### Work to complete
Looking at the listing, state how many of its lines contain the string "content". Write only the number.
# Dataset entries start
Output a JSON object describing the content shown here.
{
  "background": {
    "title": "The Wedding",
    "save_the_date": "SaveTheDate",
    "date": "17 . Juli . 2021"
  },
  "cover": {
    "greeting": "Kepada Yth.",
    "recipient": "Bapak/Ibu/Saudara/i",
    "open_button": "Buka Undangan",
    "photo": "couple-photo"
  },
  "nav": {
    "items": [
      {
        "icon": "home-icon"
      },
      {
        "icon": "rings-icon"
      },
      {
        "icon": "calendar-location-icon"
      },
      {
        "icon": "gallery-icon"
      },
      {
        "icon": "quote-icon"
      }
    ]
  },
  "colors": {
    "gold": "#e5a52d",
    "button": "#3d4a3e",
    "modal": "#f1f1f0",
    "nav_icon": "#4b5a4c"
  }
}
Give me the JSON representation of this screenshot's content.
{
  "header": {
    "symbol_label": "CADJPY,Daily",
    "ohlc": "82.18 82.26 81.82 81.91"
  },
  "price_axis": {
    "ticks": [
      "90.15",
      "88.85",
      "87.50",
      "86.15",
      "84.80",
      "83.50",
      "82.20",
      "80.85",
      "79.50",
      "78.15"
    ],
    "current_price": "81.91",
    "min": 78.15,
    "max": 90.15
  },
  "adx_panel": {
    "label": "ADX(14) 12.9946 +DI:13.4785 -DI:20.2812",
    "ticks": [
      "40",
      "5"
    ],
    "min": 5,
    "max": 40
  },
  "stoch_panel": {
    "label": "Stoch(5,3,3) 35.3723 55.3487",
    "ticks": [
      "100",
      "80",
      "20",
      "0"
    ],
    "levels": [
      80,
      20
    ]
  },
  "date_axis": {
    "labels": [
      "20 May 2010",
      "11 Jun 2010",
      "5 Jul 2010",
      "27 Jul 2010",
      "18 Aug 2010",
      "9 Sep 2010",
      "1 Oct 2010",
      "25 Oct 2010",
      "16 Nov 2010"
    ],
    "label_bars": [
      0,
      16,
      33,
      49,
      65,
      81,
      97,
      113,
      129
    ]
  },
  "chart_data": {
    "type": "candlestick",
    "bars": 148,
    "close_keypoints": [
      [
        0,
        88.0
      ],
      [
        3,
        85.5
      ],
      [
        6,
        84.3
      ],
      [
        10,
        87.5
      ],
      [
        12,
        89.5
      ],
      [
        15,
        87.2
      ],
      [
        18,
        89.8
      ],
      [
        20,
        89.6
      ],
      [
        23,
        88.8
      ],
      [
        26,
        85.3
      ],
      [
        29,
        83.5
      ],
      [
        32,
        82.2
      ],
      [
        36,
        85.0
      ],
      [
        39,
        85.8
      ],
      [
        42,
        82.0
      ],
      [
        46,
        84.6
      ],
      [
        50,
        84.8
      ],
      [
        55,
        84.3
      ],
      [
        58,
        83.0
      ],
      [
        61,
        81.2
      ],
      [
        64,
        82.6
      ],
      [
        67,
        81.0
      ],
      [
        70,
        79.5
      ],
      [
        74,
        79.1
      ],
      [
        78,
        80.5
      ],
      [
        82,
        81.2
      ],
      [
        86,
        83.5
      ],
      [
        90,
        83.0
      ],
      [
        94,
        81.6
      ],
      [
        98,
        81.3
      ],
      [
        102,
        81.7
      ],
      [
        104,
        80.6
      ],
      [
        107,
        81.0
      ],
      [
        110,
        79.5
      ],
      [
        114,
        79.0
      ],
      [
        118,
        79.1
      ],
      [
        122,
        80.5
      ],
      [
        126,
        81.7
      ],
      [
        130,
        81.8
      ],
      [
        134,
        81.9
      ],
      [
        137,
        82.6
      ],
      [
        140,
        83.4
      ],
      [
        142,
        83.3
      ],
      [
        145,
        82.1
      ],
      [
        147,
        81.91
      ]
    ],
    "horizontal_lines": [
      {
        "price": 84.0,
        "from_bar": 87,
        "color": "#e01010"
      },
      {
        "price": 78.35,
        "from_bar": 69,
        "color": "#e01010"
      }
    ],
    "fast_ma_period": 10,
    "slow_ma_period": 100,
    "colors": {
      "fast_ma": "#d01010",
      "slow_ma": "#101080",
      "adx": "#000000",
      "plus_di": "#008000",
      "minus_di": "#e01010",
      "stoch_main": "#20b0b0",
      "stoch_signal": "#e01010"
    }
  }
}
# Dataset entries end
### Solution to the exercise
2